> [Page extract]:
Note: This may look weird, but that's because it's a Romanization, not a strict transliteration. Following this practice is why we have dinosaurs and not *deinosaurs (δεινός), music not *mousic (μουσική), and archaeology and not *archaiology (ἀρχαῖος).
Length is distinctive in consonants, thus /sː (s:)/
Gamma is /ŋ/ before /m/ (and /n/, too, I think).
The clusters represented by ψ, ξ were originally (where those letters had not been introduced) spelt ΦΣ, ΧΣ, implying that they were [pʰs kʰs]; for simplicity's sake and common practice it will probably be better to write /ps ks/ as the aspiration appears to be secondary.
Use /zd/ for ζ. Like it or not, that's the generally proclaimed value.

> [Given data]:
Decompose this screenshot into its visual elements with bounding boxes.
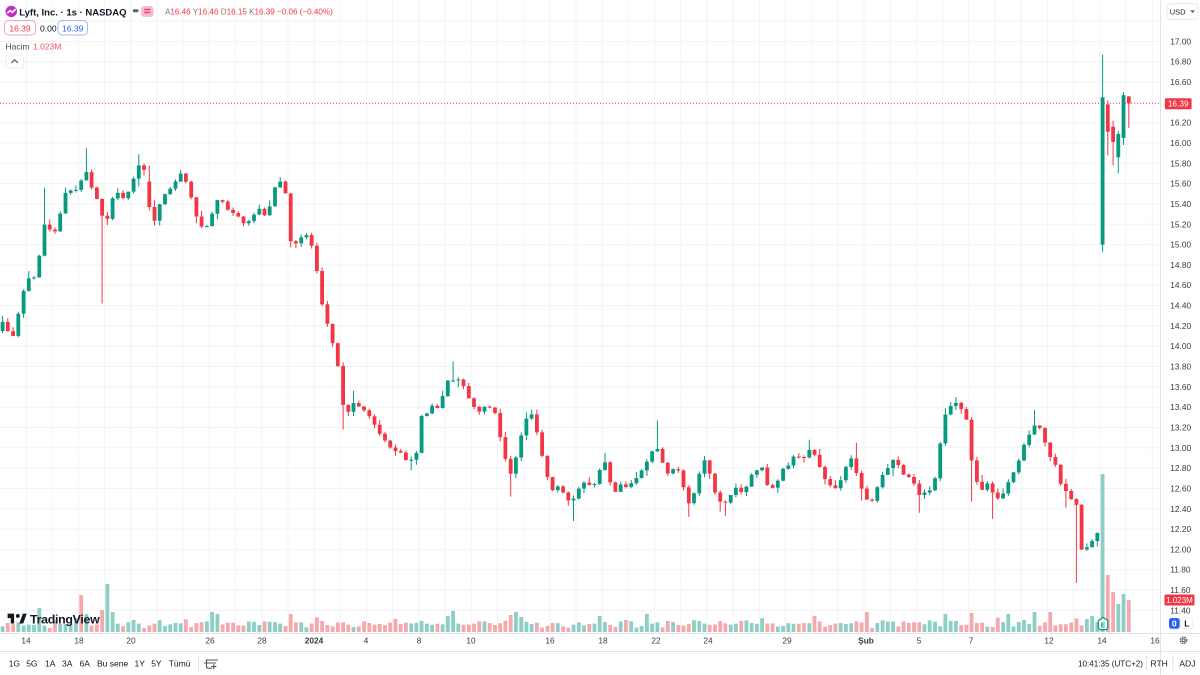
- svg-text:3A: 3A: [62, 659, 73, 669]
- svg-text:RTH: RTH: [1151, 659, 1168, 669]
- svg-text:5Y: 5Y: [151, 659, 162, 669]
- svg-text:1G: 1G: [9, 659, 20, 669]
- svg-text:16.39: 16.39: [62, 24, 84, 34]
- svg-text:Tümü: Tümü: [169, 659, 191, 669]
- svg-text:15.40: 15.40: [1170, 199, 1191, 209]
- svg-text:10:41:35 (UTC+2): 10:41:35 (UTC+2): [1078, 660, 1143, 669]
- svg-text:18: 18: [74, 636, 84, 646]
- svg-text:0: 0: [1172, 618, 1177, 628]
- svg-text:Şub: Şub: [858, 636, 874, 646]
- svg-text:13.40: 13.40: [1170, 402, 1191, 412]
- svg-text:24: 24: [703, 636, 713, 646]
- svg-text:14.20: 14.20: [1170, 321, 1191, 331]
- svg-text:13.60: 13.60: [1170, 382, 1191, 392]
- svg-text:5G: 5G: [26, 659, 37, 669]
- svg-text:15.80: 15.80: [1170, 158, 1191, 168]
- svg-text:20: 20: [126, 636, 136, 646]
- svg-text:11.80: 11.80: [1170, 565, 1191, 575]
- svg-text:8: 8: [417, 636, 422, 646]
- svg-text:USD: USD: [1170, 7, 1186, 16]
- svg-text:Hacim: Hacim: [6, 41, 30, 51]
- svg-text:15.20: 15.20: [1170, 219, 1191, 229]
- svg-text:14: 14: [21, 636, 31, 646]
- svg-text:16.60: 16.60: [1170, 77, 1191, 87]
- svg-text:16: 16: [545, 636, 555, 646]
- svg-text:L: L: [1184, 618, 1189, 628]
- svg-text:12.00: 12.00: [1170, 544, 1191, 554]
- svg-text:15.00: 15.00: [1170, 240, 1191, 250]
- svg-text:0.00: 0.00: [40, 24, 57, 34]
- svg-text:11.60: 11.60: [1170, 585, 1191, 595]
- svg-text:11.40: 11.40: [1170, 605, 1191, 615]
- svg-text:1.023M: 1.023M: [33, 41, 61, 51]
- svg-text:4: 4: [364, 636, 369, 646]
- svg-text:12.60: 12.60: [1170, 483, 1191, 493]
- svg-text:1.023M: 1.023M: [1166, 596, 1193, 605]
- svg-text:14.60: 14.60: [1170, 280, 1191, 290]
- svg-text:16: 16: [1150, 636, 1160, 646]
- svg-text:14.40: 14.40: [1170, 301, 1191, 311]
- svg-text:16.80: 16.80: [1170, 57, 1191, 67]
- svg-text:13.20: 13.20: [1170, 423, 1191, 433]
- svg-text:5: 5: [917, 636, 922, 646]
- svg-text:10: 10: [466, 636, 476, 646]
- svg-text:14: 14: [1097, 636, 1107, 646]
- svg-text:Lyft, Inc. · 1s · NASDAQ: Lyft, Inc. · 1s · NASDAQ: [19, 7, 126, 18]
- svg-text:E: E: [1101, 623, 1106, 630]
- svg-text:1A: 1A: [45, 659, 56, 669]
- svg-text:15.60: 15.60: [1170, 179, 1191, 189]
- svg-text:26: 26: [205, 636, 215, 646]
- svg-text:16.39: 16.39: [1168, 99, 1189, 109]
- svg-text:12.20: 12.20: [1170, 524, 1191, 534]
- svg-text:12: 12: [1044, 636, 1054, 646]
- svg-text:14.80: 14.80: [1170, 260, 1191, 270]
- svg-text:TradingView: TradingView: [30, 613, 100, 627]
- svg-text:ADJ: ADJ: [1179, 659, 1195, 669]
- svg-text:16.39: 16.39: [9, 24, 31, 34]
- svg-text:7: 7: [969, 636, 974, 646]
- svg-text:12.40: 12.40: [1170, 504, 1191, 514]
- svg-text:16.20: 16.20: [1170, 118, 1191, 128]
- svg-text:2024: 2024: [305, 636, 324, 646]
- svg-text:14.00: 14.00: [1170, 341, 1191, 351]
- svg-text:Bu sene: Bu sene: [97, 659, 128, 669]
- svg-text:12.80: 12.80: [1170, 463, 1191, 473]
- svg-text:6A: 6A: [80, 659, 91, 669]
- svg-text:13.00: 13.00: [1170, 443, 1191, 453]
- svg-text:28: 28: [257, 636, 267, 646]
- svg-text:29: 29: [782, 636, 792, 646]
- svg-text:22: 22: [651, 636, 661, 646]
- svg-text:16.00: 16.00: [1170, 138, 1191, 148]
- svg-text:1Y: 1Y: [135, 659, 146, 669]
- svg-text:A16.46 Y16.46 D16.15 K16.39 −0: A16.46 Y16.46 D16.15 K16.39 −0.06 (−0.40…: [165, 7, 333, 16]
- svg-text:18: 18: [598, 636, 608, 646]
- svg-text:17.00: 17.00: [1170, 36, 1191, 46]
- svg-text:13.80: 13.80: [1170, 362, 1191, 372]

> [Problem to solve]:
Write what follows in the notes on Greek romanization and sound values, picking up after their last sentence.

> [Output]:
The digraphs ει and ου were originally diphthongs ("genuine diphthongs"). The diphthong ει soon became /eː/, opposed to the plain letter η /ɛː/. ου was originally /oː/ opposed to ω /ɔː/, but soon became /uː/. After the genuine diphthongs monophthongized, their spellings began to be used for their homophones, sounds previously spelled ε and ο (long, but like the other vowels α ι υ, not marked as such). Thus the "spurious diphthongs".
During this period iota subscript was still pronounced, though perhaps in the process of being lost. Thus, /aːj/, /ɛːj/, /ɔːj/, or perhaps like /ɔː(j)/.
The Koine greatly simplified the sound system of Greek.... Besides the obliteration of nearly all diphthongs, the pitch accent was replaced by a stress accent, ordinary /ˈ/. If there was a secondary accent I don't know how it would be placed...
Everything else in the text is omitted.